Goal ▸
Show each line from the listing that includes the word "Instructor".
——————————
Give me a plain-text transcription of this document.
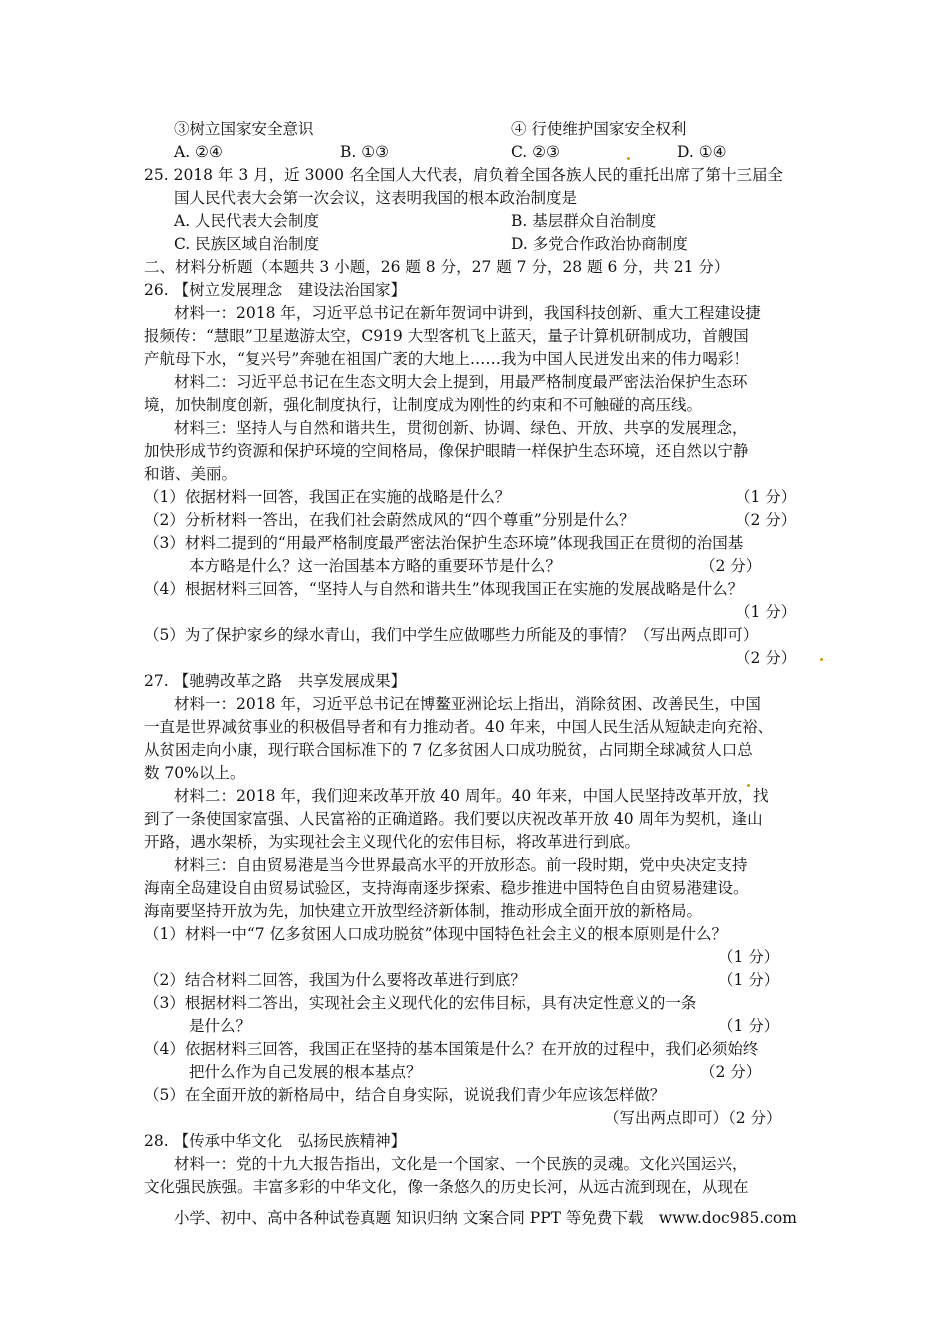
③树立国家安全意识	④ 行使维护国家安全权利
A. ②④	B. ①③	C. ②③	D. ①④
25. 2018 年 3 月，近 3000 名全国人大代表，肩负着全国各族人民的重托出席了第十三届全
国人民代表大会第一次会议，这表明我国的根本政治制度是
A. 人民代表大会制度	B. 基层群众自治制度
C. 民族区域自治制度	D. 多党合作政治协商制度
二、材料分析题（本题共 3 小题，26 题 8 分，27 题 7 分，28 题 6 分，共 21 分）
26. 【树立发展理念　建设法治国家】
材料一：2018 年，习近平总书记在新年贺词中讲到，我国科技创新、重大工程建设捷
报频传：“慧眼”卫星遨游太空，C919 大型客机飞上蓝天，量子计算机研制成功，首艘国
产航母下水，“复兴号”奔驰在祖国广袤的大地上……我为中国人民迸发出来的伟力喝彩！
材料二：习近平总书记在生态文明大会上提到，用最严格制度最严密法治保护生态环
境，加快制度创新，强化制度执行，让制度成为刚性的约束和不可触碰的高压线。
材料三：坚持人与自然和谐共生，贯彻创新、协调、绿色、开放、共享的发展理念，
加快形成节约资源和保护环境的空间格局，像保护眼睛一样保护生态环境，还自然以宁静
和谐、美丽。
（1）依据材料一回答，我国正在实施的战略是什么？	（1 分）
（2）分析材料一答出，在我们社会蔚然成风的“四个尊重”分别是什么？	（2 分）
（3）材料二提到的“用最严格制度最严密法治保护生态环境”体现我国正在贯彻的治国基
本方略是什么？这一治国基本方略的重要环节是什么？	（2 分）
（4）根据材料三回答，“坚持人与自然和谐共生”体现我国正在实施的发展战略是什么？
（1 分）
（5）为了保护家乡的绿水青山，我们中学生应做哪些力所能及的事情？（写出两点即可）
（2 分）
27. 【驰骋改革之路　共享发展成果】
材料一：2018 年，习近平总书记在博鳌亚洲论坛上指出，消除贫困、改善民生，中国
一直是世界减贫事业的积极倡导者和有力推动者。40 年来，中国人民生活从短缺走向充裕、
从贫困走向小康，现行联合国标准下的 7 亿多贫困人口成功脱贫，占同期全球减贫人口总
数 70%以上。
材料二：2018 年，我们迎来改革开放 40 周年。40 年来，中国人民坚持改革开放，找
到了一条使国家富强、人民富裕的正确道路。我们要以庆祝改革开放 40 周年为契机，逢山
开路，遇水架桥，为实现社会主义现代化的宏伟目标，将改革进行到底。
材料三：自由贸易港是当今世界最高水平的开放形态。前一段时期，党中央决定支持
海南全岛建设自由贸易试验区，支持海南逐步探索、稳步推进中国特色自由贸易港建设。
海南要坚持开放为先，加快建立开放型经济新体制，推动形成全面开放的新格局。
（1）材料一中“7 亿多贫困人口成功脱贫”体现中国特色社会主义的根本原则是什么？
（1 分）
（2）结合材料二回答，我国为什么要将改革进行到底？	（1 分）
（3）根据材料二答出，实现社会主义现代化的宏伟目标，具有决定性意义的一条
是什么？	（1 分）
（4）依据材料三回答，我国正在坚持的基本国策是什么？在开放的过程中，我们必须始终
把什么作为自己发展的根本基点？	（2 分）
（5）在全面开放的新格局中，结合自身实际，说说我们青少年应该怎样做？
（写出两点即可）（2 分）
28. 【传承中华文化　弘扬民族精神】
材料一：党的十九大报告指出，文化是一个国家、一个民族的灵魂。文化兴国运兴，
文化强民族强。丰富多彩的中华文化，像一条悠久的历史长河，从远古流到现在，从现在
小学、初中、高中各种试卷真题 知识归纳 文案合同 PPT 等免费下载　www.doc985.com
——————————
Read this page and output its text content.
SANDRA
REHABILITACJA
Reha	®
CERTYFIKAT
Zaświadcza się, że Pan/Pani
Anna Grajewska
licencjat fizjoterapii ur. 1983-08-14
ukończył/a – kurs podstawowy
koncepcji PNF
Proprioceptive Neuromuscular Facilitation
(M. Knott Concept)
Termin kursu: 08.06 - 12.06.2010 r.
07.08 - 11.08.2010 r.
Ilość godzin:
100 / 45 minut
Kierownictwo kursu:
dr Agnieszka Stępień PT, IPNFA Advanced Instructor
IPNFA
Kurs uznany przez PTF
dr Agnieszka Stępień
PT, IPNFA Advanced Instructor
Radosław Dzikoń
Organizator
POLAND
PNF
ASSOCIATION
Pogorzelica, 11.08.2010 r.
——————————
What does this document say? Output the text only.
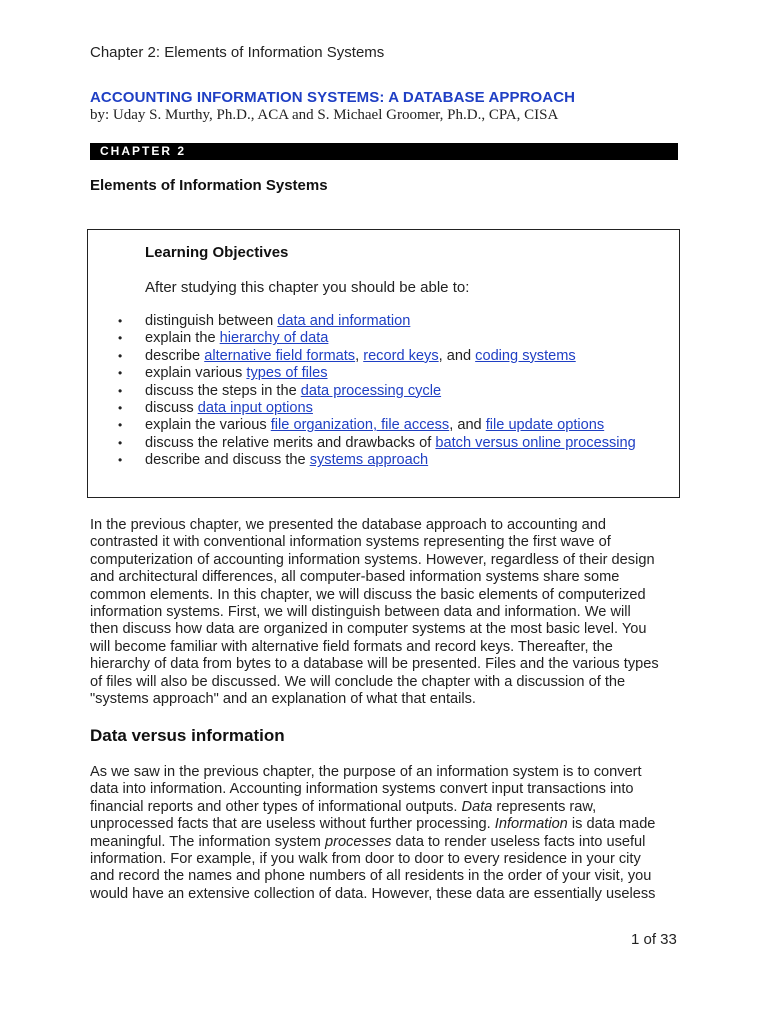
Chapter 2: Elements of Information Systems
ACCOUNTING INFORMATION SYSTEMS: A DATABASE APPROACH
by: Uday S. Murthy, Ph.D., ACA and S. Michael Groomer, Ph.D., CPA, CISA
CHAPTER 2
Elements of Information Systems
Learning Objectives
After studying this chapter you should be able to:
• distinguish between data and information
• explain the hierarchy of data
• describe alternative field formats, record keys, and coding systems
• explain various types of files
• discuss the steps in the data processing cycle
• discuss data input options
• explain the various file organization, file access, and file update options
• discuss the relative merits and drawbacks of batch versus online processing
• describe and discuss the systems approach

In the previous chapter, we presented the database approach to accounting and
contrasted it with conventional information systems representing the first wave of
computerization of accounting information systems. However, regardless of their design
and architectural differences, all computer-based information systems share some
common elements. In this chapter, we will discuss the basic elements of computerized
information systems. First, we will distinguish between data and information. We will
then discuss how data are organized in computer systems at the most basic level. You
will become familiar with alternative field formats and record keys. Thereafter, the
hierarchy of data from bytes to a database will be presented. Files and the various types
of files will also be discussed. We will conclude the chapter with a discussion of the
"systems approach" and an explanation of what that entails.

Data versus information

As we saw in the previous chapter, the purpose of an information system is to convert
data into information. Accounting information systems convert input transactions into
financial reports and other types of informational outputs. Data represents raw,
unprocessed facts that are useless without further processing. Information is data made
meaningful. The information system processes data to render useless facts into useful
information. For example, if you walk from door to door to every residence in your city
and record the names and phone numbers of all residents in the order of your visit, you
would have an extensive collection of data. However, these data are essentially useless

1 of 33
——————————
Solved exercise ▸
dr Agnieszka Stępień PT, IPNFA Advanced Instructor
PT, IPNFA Advanced Instructor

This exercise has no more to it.